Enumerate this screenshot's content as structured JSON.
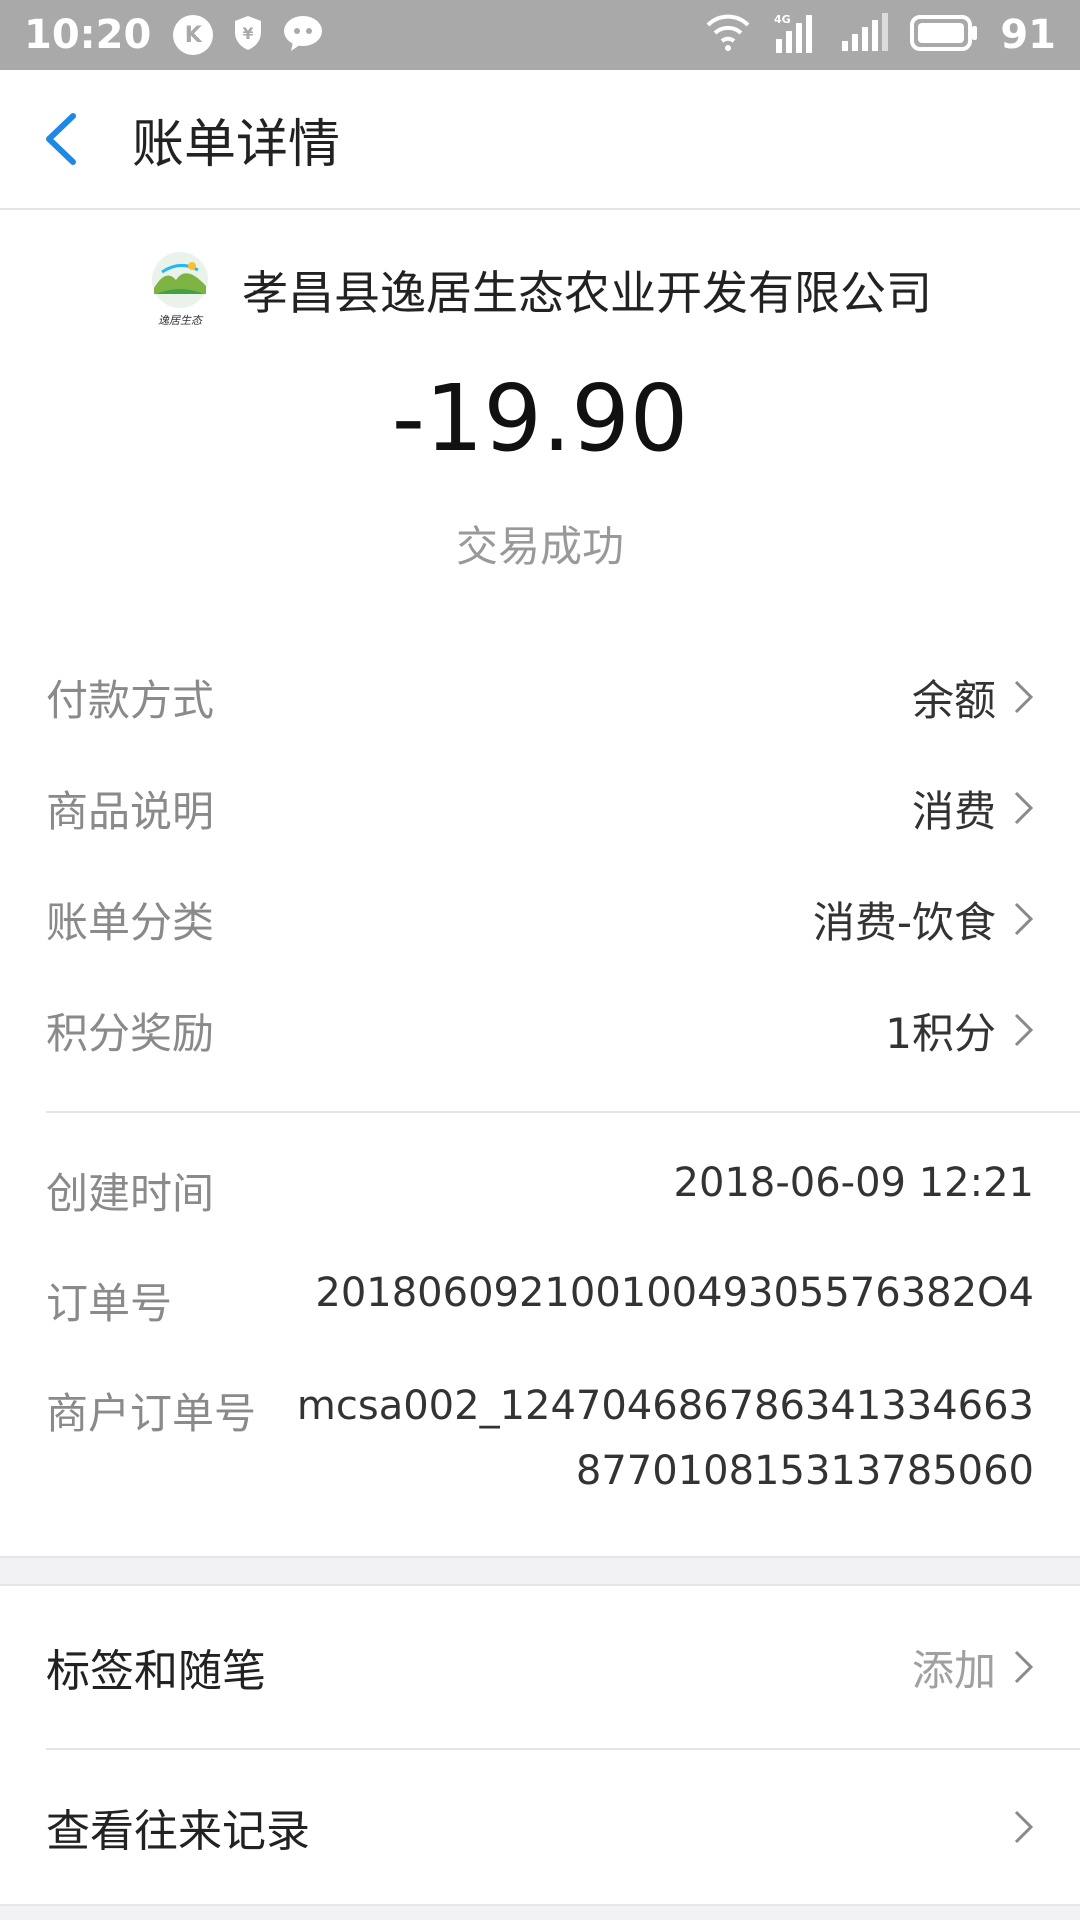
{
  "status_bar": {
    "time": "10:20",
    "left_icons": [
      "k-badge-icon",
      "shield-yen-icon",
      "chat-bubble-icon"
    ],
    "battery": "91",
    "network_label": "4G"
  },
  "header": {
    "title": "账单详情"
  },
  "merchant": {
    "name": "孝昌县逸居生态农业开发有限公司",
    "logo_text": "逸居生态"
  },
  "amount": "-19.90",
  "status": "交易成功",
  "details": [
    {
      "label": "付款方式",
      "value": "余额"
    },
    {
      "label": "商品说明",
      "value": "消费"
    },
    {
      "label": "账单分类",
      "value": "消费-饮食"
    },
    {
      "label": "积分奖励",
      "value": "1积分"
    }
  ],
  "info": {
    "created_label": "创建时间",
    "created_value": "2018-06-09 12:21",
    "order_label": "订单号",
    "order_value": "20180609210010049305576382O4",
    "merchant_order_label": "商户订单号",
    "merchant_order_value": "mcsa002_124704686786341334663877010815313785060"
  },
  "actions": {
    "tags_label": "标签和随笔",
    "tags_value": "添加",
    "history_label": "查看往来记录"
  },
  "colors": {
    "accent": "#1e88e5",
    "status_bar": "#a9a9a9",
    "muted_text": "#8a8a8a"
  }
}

______________________________

* [Prompt]:
Restate each entry word for word, please, but drop any images it holds.

* [Solution for this task]:
Enumerate this screenshot's content as structured JSON.
{
  "status_bar": {
    "time": "10:20",
    "left_icons": [
      "k-badge-icon",
      "shield-yen-icon",
      "chat-bubble-icon"
    ],
    "battery": "91",
    "network_label": "4G"
  },
  "header": {
    "title": "账单详情"
  },
  "merchant": {
    "name": "孝昌县逸居生态农业开发有限公司",
    "logo_text": "逸居生态"
  },
  "amount": "-19.90",
  "status": "交易成功",
  "details": [
    {
      "label": "付款方式",
      "value": "余额"
    },
    {
      "label": "商品说明",
      "value": "消费"
    },
    {
      "label": "账单分类",
      "value": "消费-饮食"
    },
    {
      "label": "积分奖励",
      "value": "1积分"
    }
  ],
  "info": {
    "created_label": "创建时间",
    "created_value": "2018-06-09 12:21",
    "order_label": "订单号",
    "order_value": "20180609210010049305576382O4",
    "merchant_order_label": "商户订单号",
    "merchant_order_value": "mcsa002_124704686786341334663877010815313785060"
  },
  "actions": {
    "tags_label": "标签和随笔",
    "tags_value": "添加",
    "history_label": "查看往来记录"
  },
  "colors": {
    "accent": "#1e88e5",
    "status_bar": "#a9a9a9",
    "muted_text": "#8a8a8a"
  }
}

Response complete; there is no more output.